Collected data
- - -

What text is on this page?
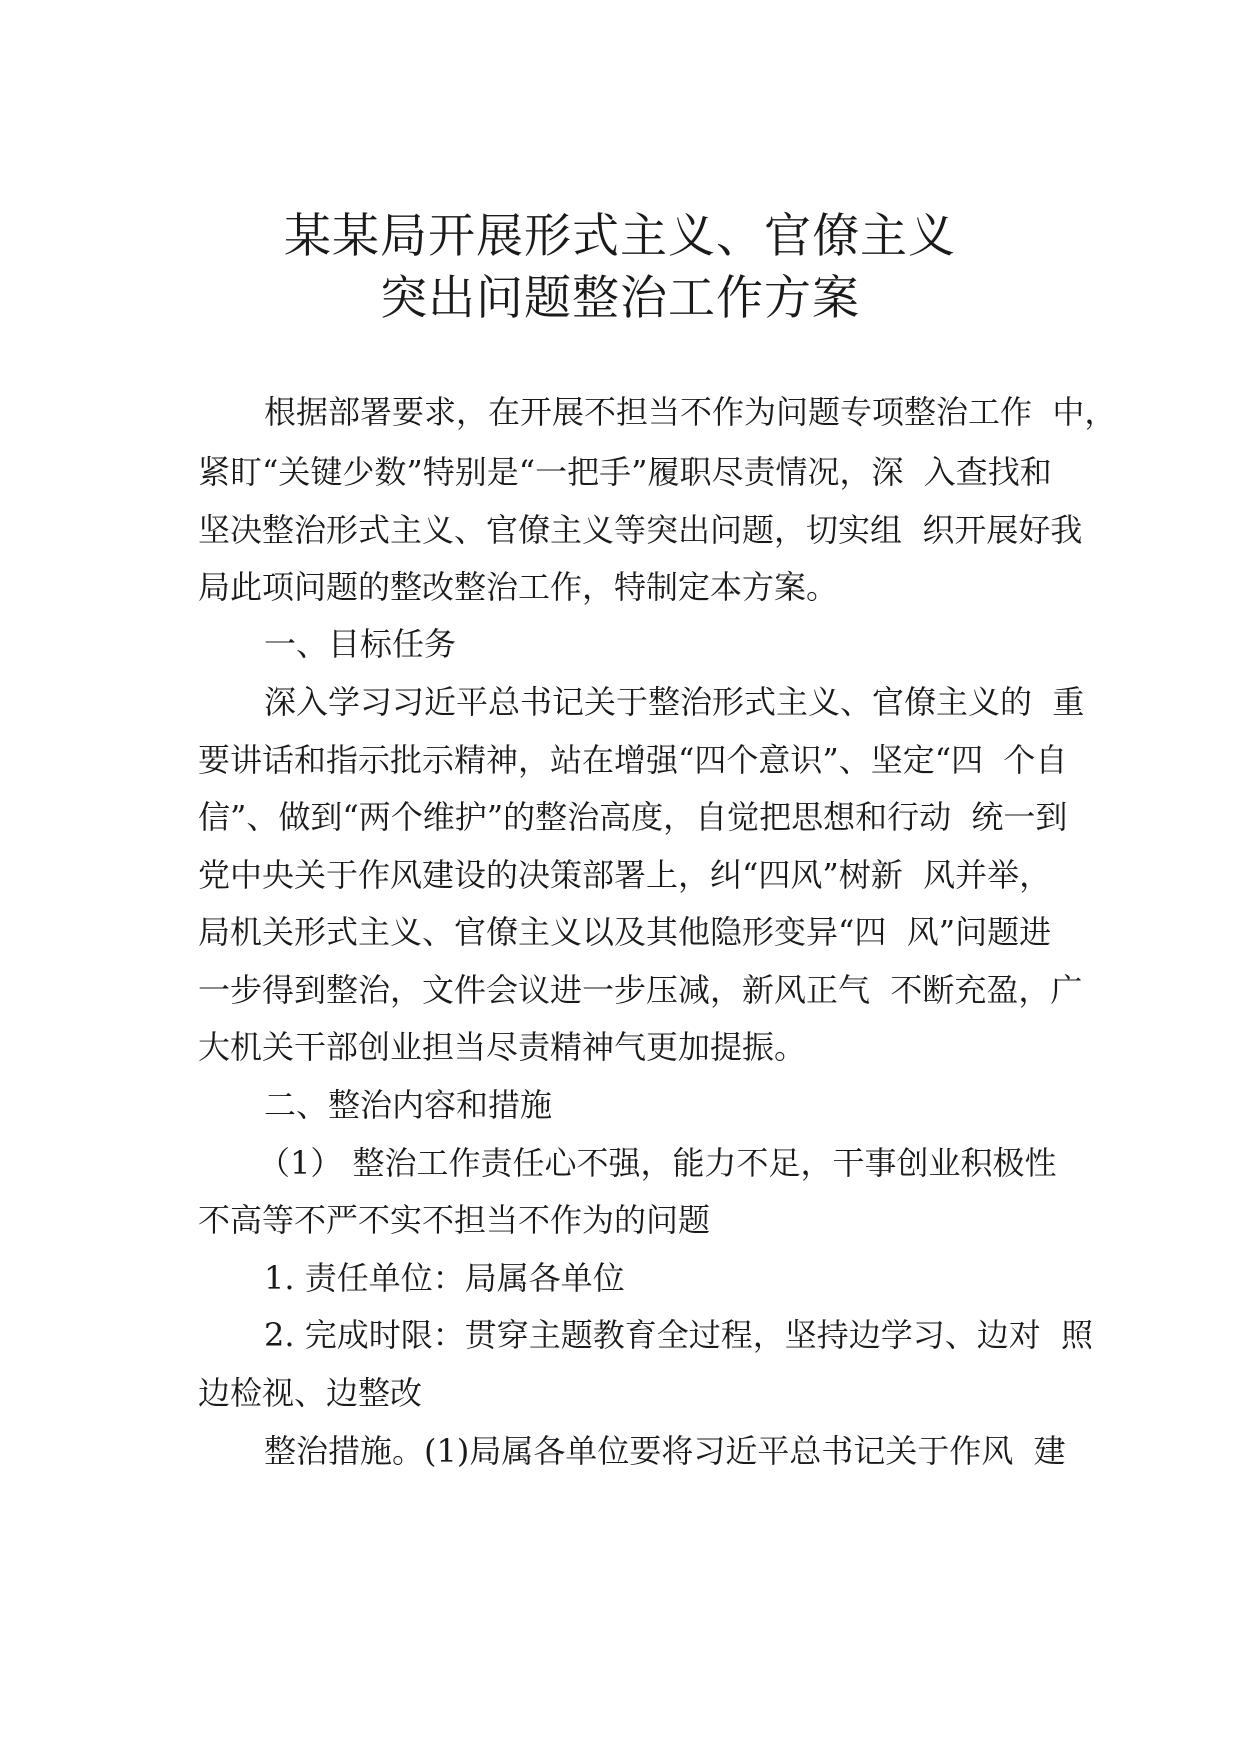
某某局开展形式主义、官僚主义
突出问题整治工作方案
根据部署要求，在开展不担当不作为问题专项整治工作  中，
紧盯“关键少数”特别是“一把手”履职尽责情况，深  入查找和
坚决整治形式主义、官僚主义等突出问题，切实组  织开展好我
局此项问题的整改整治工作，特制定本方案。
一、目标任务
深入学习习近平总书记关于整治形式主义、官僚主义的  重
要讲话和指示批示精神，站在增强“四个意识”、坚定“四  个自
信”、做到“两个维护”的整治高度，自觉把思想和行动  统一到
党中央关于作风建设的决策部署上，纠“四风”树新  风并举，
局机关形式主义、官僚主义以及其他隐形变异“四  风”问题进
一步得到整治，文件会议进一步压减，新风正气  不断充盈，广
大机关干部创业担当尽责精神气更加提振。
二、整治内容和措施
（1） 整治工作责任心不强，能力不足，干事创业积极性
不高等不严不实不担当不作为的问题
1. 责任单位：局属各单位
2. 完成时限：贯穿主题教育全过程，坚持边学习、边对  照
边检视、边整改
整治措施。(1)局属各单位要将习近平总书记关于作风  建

- - -

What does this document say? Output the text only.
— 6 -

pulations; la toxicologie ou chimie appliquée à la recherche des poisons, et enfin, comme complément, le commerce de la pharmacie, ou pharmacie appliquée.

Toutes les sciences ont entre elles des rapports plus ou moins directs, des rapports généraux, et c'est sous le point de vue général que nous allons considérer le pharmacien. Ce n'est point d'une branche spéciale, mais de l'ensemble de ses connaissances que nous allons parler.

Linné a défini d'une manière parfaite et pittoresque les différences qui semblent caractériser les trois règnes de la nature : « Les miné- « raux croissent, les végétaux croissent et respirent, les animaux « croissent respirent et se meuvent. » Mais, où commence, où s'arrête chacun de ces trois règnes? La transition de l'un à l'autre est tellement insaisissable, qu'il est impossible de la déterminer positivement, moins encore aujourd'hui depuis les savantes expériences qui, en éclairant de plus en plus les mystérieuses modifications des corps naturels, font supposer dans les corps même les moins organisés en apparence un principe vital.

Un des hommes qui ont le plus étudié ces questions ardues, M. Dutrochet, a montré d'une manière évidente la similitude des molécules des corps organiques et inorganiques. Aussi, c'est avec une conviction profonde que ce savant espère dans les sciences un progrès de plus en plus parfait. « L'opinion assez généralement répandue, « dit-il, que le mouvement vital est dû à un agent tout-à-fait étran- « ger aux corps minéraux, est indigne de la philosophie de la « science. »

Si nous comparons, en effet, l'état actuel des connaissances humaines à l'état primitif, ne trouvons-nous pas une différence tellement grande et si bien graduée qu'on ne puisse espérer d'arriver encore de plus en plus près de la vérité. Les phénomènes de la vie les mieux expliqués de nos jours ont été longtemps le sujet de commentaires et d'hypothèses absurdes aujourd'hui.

- - -

**AIM OF THE EXERCISE**. State how many lines of the listing above hold the word "moins", with nothing but the number.

**COMPLETED EXERCISE**. 2